■ Set task ■
Every record here should be printed again exactly.

Saved entries
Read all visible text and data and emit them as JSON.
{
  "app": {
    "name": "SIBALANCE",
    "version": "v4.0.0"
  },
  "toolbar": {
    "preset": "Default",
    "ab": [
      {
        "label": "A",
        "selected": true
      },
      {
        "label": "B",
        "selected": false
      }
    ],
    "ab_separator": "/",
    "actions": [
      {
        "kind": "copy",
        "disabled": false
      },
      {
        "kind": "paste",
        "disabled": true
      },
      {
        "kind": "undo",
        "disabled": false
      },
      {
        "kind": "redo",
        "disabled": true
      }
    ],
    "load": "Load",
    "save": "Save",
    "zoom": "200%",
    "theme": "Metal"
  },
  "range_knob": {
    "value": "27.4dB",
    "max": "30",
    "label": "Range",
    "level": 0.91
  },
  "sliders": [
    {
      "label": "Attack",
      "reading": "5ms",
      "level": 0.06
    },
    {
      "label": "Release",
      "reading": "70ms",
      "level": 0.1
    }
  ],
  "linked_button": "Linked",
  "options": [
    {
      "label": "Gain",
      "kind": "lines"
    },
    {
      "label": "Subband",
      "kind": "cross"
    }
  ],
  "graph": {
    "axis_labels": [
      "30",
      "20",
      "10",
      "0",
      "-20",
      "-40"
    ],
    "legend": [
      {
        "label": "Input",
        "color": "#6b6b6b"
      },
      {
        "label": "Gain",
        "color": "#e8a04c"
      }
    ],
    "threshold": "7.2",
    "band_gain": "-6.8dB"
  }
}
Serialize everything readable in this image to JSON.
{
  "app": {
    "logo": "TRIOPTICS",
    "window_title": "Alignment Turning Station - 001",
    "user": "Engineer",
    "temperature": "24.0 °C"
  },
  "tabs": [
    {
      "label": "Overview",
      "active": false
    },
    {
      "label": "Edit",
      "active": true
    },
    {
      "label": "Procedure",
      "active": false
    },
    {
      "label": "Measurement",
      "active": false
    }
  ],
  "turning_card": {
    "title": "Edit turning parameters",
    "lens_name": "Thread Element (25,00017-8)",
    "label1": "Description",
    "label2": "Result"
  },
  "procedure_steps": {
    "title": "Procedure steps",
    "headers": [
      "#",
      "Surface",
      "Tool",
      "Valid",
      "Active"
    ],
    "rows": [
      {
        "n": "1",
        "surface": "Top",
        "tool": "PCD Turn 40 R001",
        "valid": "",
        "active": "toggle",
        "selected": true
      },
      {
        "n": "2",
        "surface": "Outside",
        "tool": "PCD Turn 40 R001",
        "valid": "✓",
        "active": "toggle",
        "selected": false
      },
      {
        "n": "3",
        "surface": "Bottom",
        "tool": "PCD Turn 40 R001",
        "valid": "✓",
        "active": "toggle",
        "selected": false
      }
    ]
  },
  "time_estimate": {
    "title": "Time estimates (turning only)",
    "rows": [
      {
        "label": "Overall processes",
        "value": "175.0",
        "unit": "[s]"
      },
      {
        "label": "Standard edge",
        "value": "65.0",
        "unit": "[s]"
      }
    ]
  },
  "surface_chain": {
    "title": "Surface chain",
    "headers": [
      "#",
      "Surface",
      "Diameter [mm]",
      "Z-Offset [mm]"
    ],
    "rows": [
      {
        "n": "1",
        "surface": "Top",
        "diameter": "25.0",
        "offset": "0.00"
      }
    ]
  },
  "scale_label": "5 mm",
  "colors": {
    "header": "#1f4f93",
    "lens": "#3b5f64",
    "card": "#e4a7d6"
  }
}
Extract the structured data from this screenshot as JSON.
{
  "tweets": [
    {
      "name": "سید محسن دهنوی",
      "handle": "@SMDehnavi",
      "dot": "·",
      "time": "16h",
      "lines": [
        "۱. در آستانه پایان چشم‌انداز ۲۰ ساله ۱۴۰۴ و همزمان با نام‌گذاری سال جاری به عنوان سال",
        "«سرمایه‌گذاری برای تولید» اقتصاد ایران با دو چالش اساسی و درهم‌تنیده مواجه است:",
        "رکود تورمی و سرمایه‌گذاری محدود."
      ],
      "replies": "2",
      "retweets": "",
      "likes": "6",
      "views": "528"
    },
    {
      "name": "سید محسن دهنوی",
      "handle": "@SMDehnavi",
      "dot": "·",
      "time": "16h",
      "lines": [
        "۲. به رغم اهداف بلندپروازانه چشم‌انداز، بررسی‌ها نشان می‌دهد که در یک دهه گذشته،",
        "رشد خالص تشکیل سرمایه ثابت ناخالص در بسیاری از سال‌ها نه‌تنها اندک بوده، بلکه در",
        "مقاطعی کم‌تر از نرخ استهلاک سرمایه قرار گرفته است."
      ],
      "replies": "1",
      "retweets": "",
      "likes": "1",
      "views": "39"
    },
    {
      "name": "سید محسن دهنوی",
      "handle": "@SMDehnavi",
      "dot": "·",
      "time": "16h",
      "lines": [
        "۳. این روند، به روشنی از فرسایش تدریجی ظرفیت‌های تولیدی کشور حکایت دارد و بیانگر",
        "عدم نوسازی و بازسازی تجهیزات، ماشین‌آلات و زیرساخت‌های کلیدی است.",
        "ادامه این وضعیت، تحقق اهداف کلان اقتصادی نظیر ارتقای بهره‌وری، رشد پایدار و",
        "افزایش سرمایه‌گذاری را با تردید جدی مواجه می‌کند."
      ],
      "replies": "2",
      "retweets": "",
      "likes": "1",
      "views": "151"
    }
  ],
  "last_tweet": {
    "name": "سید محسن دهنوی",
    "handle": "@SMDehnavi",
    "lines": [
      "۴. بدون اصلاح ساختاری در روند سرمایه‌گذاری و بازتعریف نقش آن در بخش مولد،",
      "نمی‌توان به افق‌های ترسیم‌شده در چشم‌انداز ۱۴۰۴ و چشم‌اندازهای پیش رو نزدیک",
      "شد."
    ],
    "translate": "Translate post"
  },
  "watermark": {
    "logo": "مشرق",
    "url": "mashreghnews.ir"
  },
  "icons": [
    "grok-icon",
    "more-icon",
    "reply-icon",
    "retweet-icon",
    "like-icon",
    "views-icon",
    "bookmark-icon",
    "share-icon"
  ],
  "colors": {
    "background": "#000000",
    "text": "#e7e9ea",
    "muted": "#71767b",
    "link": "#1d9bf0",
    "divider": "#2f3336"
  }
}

■ Result for this task ■
Read all visible text and data and emit them as JSON.
{
  "app": {
    "name": "SIBALANCE",
    "version": "v4.0.0"
  },
  "toolbar": {
    "preset": "Default",
    "ab": [
      {
        "label": "A",
        "selected": true
      },
      {
        "label": "B",
        "selected": false
      }
    ],
    "ab_separator": "/",
    "actions": [
      {
        "kind": "copy",
        "disabled": false
      },
      {
        "kind": "paste",
        "disabled": true
      },
      {
        "kind": "undo",
        "disabled": false
      },
      {
        "kind": "redo",
        "disabled": true
      }
    ],
    "load": "Load",
    "save": "Save",
    "zoom": "200%",
    "theme": "Metal"
  },
  "range_knob": {
    "value": "27.4dB",
    "max": "30",
    "label": "Range",
    "level": 0.91
  },
  "sliders": [
    {
      "label": "Attack",
      "reading": "5ms",
      "level": 0.06
    },
    {
      "label": "Release",
      "reading": "70ms",
      "level": 0.1
    }
  ],
  "linked_button": "Linked",
  "options": [
    {
      "label": "Gain",
      "kind": "lines"
    },
    {
      "label": "Subband",
      "kind": "cross"
    }
  ],
  "graph": {
    "axis_labels": [
      "30",
      "20",
      "10",
      "0",
      "-20",
      "-40"
    ],
    "legend": [
      {
        "label": "Input",
        "color": "#6b6b6b"
      },
      {
        "label": "Gain",
        "color": "#e8a04c"
      }
    ],
    "threshold": "7.2",
    "band_gain": "-6.8dB"
  }
}
Serialize everything readable in this image to JSON.
{
  "app": {
    "logo": "TRIOPTICS",
    "window_title": "Alignment Turning Station - 001",
    "user": "Engineer",
    "temperature": "24.0 °C"
  },
  "tabs": [
    {
      "label": "Overview",
      "active": false
    },
    {
      "label": "Edit",
      "active": true
    },
    {
      "label": "Procedure",
      "active": false
    },
    {
      "label": "Measurement",
      "active": false
    }
  ],
  "turning_card": {
    "title": "Edit turning parameters",
    "lens_name": "Thread Element (25,00017-8)",
    "label1": "Description",
    "label2": "Result"
  },
  "procedure_steps": {
    "title": "Procedure steps",
    "headers": [
      "#",
      "Surface",
      "Tool",
      "Valid",
      "Active"
    ],
    "rows": [
      {
        "n": "1",
        "surface": "Top",
        "tool": "PCD Turn 40 R001",
        "valid": "",
        "active": "toggle",
        "selected": true
      },
      {
        "n": "2",
        "surface": "Outside",
        "tool": "PCD Turn 40 R001",
        "valid": "✓",
        "active": "toggle",
        "selected": false
      },
      {
        "n": "3",
        "surface": "Bottom",
        "tool": "PCD Turn 40 R001",
        "valid": "✓",
        "active": "toggle",
        "selected": false
      }
    ]
  },
  "time_estimate": {
    "title": "Time estimates (turning only)",
    "rows": [
      {
        "label": "Overall processes",
        "value": "175.0",
        "unit": "[s]"
      },
      {
        "label": "Standard edge",
        "value": "65.0",
        "unit": "[s]"
      }
    ]
  },
  "surface_chain": {
    "title": "Surface chain",
    "headers": [
      "#",
      "Surface",
      "Diameter [mm]",
      "Z-Offset [mm]"
    ],
    "rows": [
      {
        "n": "1",
        "surface": "Top",
        "diameter": "25.0",
        "offset": "0.00"
      }
    ]
  },
  "scale_label": "5 mm",
  "colors": {
    "header": "#1f4f93",
    "lens": "#3b5f64",
    "card": "#e4a7d6"
  }
}
Extract the structured data from this screenshot as JSON.
{
  "tweets": [
    {
      "name": "سید محسن دهنوی",
      "handle": "@SMDehnavi",
      "dot": "·",
      "time": "16h",
      "lines": [
        "۱. در آستانه پایان چشم‌انداز ۲۰ ساله ۱۴۰۴ و همزمان با نام‌گذاری سال جاری به عنوان سال",
        "«سرمایه‌گذاری برای تولید» اقتصاد ایران با دو چالش اساسی و درهم‌تنیده مواجه است:",
        "رکود تورمی و سرمایه‌گذاری محدود."
      ],
      "replies": "2",
      "retweets": "",
      "likes": "6",
      "views": "528"
    },
    {
      "name": "سید محسن دهنوی",
      "handle": "@SMDehnavi",
      "dot": "·",
      "time": "16h",
      "lines": [
        "۲. به رغم اهداف بلندپروازانه چشم‌انداز، بررسی‌ها نشان می‌دهد که در یک دهه گذشته،",
        "رشد خالص تشکیل سرمایه ثابت ناخالص در بسیاری از سال‌ها نه‌تنها اندک بوده، بلکه در",
        "مقاطعی کم‌تر از نرخ استهلاک سرمایه قرار گرفته است."
      ],
      "replies": "1",
      "retweets": "",
      "likes": "1",
      "views": "39"
    },
    {
      "name": "سید محسن دهنوی",
      "handle": "@SMDehnavi",
      "dot": "·",
      "time": "16h",
      "lines": [
        "۳. این روند، به روشنی از فرسایش تدریجی ظرفیت‌های تولیدی کشور حکایت دارد و بیانگر",
        "عدم نوسازی و بازسازی تجهیزات، ماشین‌آلات و زیرساخت‌های کلیدی است.",
        "ادامه این وضعیت، تحقق اهداف کلان اقتصادی نظیر ارتقای بهره‌وری، رشد پایدار و",
        "افزایش سرمایه‌گذاری را با تردید جدی مواجه می‌کند."
      ],
      "replies": "2",
      "retweets": "",
      "likes": "1",
      "views": "151"
    }
  ],
  "last_tweet": {
    "name": "سید محسن دهنوی",
    "handle": "@SMDehnavi",
    "lines": [
      "۴. بدون اصلاح ساختاری در روند سرمایه‌گذاری و بازتعریف نقش آن در بخش مولد،",
      "نمی‌توان به افق‌های ترسیم‌شده در چشم‌انداز ۱۴۰۴ و چشم‌اندازهای پیش رو نزدیک",
      "شد."
    ],
    "translate": "Translate post"
  },
  "watermark": {
    "logo": "مشرق",
    "url": "mashreghnews.ir"
  },
  "icons": [
    "grok-icon",
    "more-icon",
    "reply-icon",
    "retweet-icon",
    "like-icon",
    "views-icon",
    "bookmark-icon",
    "share-icon"
  ],
  "colors": {
    "background": "#000000",
    "text": "#e7e9ea",
    "muted": "#71767b",
    "link": "#1d9bf0",
    "divider": "#2f3336"
  }
}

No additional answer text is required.